■ Exercise ■
Take the data that follows and retype it word for word.

■ Data section ■
** start **
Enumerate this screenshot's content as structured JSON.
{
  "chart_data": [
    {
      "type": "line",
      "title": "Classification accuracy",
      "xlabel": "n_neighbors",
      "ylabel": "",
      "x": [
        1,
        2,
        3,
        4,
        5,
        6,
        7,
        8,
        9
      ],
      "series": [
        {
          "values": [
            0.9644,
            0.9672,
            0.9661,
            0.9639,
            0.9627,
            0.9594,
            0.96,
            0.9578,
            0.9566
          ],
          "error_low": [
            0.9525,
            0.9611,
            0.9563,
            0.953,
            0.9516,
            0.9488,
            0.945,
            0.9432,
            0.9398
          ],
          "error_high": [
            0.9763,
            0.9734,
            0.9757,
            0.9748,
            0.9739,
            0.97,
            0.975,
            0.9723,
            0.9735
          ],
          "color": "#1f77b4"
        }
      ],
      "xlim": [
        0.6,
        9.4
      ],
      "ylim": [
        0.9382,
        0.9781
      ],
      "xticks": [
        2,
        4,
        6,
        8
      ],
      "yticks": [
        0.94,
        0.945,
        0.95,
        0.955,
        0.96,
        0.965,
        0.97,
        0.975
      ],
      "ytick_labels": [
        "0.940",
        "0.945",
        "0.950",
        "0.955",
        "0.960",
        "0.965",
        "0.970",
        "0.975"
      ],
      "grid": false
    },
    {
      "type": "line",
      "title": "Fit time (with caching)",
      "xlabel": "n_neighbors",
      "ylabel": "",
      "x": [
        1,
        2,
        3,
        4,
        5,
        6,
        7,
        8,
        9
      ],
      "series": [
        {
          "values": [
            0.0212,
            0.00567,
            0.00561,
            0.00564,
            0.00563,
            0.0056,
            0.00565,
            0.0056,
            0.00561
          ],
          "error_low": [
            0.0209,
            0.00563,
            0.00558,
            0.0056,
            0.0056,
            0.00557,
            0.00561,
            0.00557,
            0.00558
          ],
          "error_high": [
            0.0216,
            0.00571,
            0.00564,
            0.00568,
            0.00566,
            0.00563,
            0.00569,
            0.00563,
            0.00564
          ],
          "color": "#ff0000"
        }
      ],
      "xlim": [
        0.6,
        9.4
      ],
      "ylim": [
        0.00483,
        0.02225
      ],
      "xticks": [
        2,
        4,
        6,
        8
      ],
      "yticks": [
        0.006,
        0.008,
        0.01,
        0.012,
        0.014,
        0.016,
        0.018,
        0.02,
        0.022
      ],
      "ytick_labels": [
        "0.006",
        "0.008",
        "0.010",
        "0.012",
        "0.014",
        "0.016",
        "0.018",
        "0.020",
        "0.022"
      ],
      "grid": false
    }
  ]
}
** end **
■ Right answer ■
Enumerate this screenshot's content as structured JSON.
{
  "chart_data": [
    {
      "type": "line",
      "title": "Classification accuracy",
      "xlabel": "n_neighbors",
      "ylabel": "",
      "x": [
        1,
        2,
        3,
        4,
        5,
        6,
        7,
        8,
        9
      ],
      "series": [
        {
          "values": [
            0.9644,
            0.9672,
            0.9661,
            0.9639,
            0.9627,
            0.9594,
            0.96,
            0.9578,
            0.9566
          ],
          "error_low": [
            0.9525,
            0.9611,
            0.9563,
            0.953,
            0.9516,
            0.9488,
            0.945,
            0.9432,
            0.9398
          ],
          "error_high": [
            0.9763,
            0.9734,
            0.9757,
            0.9748,
            0.9739,
            0.97,
            0.975,
            0.9723,
            0.9735
          ],
          "color": "#1f77b4"
        }
      ],
      "xlim": [
        0.6,
        9.4
      ],
      "ylim": [
        0.9382,
        0.9781
      ],
      "xticks": [
        2,
        4,
        6,
        8
      ],
      "yticks": [
        0.94,
        0.945,
        0.95,
        0.955,
        0.96,
        0.965,
        0.97,
        0.975
      ],
      "ytick_labels": [
        "0.940",
        "0.945",
        "0.950",
        "0.955",
        "0.960",
        "0.965",
        "0.970",
        "0.975"
      ],
      "grid": false
    },
    {
      "type": "line",
      "title": "Fit time (with caching)",
      "xlabel": "n_neighbors",
      "ylabel": "",
      "x": [
        1,
        2,
        3,
        4,
        5,
        6,
        7,
        8,
        9
      ],
      "series": [
        {
          "values": [
            0.0212,
            0.00567,
            0.00561,
            0.00564,
            0.00563,
            0.0056,
            0.00565,
            0.0056,
            0.00561
          ],
          "error_low": [
            0.0209,
            0.00563,
            0.00558,
            0.0056,
            0.0056,
            0.00557,
            0.00561,
            0.00557,
            0.00558
          ],
          "error_high": [
            0.0216,
            0.00571,
            0.00564,
            0.00568,
            0.00566,
            0.00563,
            0.00569,
            0.00563,
            0.00564
          ],
          "color": "#ff0000"
        }
      ],
      "xlim": [
        0.6,
        9.4
      ],
      "ylim": [
        0.00483,
        0.02225
      ],
      "xticks": [
        2,
        4,
        6,
        8
      ],
      "yticks": [
        0.006,
        0.008,
        0.01,
        0.012,
        0.014,
        0.016,
        0.018,
        0.02,
        0.022
      ],
      "ytick_labels": [
        "0.006",
        "0.008",
        "0.010",
        "0.012",
        "0.014",
        "0.016",
        "0.018",
        "0.020",
        "0.022"
      ],
      "grid": false
    }
  ]
}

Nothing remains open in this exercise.